WRITTEN REQUEST: Which lines in the material below contain the word "bedienen"? Copy each of them.

::::

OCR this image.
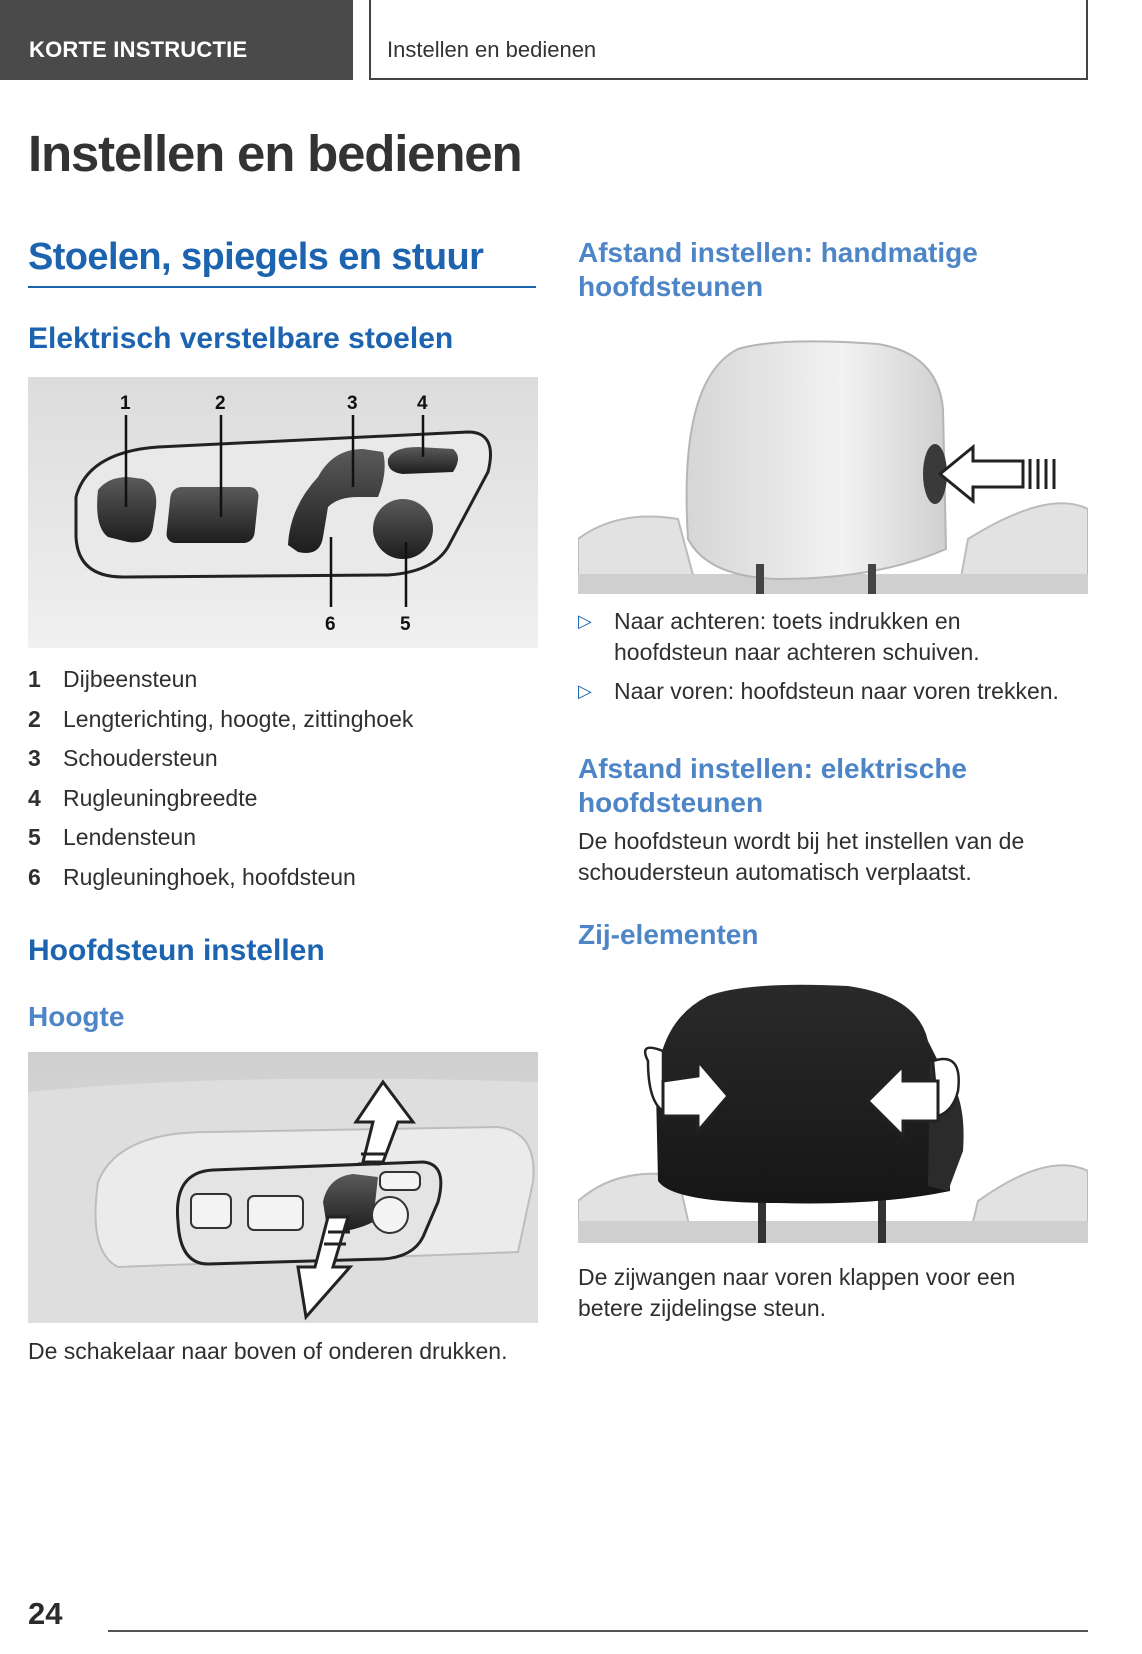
KORTE INSTRUCTIE	Instellen en bedienen
Instellen en bedienen
Stoelen, spiegels en stuur
Elektrisch verstelbare stoelen
1	2	3	4
6	5
1 Dijbeensteun
2 Lengterichting, hoogte, zittinghoek
3 Schoudersteun
4 Rugleuningbreedte
5 Lendensteun
6 Rugleuninghoek, hoofdsteun
Hoofdsteun instellen
Hoogte

De schakelaar naar boven of onderen drukken.

Afstand instellen: handmatige hoofdsteunen
▷ Naar achteren: toets indrukken en hoofdsteun naar achteren schuiven.
▷ Naar voren: hoofdsteun naar voren trekken.
Afstand instellen: elektrische hoofdsteunen

De hoofdsteun wordt bij het instellen van de schoudersteun automatisch verplaatst.

Zij-elementen

De zijwangen naar voren klappen voor een betere zijdelingse steun.

24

::::

COMPLETE ANSWER:
KORTE INSTRUCTIE	Instellen en bedienen
Instellen en bedienen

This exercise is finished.